#### Task:
Give the number of lines in the data that contain "icon", and nothing more.

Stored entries
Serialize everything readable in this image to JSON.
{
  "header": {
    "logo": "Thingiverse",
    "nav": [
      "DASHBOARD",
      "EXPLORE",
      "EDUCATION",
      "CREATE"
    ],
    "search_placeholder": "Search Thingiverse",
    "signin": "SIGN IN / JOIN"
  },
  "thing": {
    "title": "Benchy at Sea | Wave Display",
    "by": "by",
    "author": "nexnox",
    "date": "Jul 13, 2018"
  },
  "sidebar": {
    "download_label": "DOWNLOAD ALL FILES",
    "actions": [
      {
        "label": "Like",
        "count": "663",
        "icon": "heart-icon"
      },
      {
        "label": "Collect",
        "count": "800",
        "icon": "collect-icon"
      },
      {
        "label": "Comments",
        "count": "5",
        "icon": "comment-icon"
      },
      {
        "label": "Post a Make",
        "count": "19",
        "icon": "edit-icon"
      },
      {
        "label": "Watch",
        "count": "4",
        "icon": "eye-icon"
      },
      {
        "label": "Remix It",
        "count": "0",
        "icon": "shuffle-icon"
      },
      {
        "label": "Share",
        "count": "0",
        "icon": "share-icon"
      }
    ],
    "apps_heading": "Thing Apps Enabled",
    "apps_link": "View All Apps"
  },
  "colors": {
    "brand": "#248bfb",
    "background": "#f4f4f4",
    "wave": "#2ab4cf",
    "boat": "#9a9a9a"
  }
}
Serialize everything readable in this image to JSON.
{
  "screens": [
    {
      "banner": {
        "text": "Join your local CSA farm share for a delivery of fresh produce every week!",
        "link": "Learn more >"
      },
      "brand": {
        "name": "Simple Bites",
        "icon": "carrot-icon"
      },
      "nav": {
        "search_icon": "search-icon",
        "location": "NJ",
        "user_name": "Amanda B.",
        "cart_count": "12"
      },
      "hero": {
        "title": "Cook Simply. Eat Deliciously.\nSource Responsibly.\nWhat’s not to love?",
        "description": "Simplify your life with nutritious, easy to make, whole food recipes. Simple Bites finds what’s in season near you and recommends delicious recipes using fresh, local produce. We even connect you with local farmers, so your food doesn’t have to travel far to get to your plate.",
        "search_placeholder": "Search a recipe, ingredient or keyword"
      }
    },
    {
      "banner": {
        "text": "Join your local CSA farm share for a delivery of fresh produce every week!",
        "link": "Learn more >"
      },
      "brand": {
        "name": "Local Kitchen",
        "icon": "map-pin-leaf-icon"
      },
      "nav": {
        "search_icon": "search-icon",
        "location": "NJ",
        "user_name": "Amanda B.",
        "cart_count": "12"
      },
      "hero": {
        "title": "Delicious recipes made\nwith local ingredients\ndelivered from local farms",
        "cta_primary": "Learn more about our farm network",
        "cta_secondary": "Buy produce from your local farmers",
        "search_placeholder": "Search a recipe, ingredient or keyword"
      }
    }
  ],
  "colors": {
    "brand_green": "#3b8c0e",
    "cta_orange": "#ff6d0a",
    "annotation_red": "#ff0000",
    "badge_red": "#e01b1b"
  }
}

#### Exercise response:
11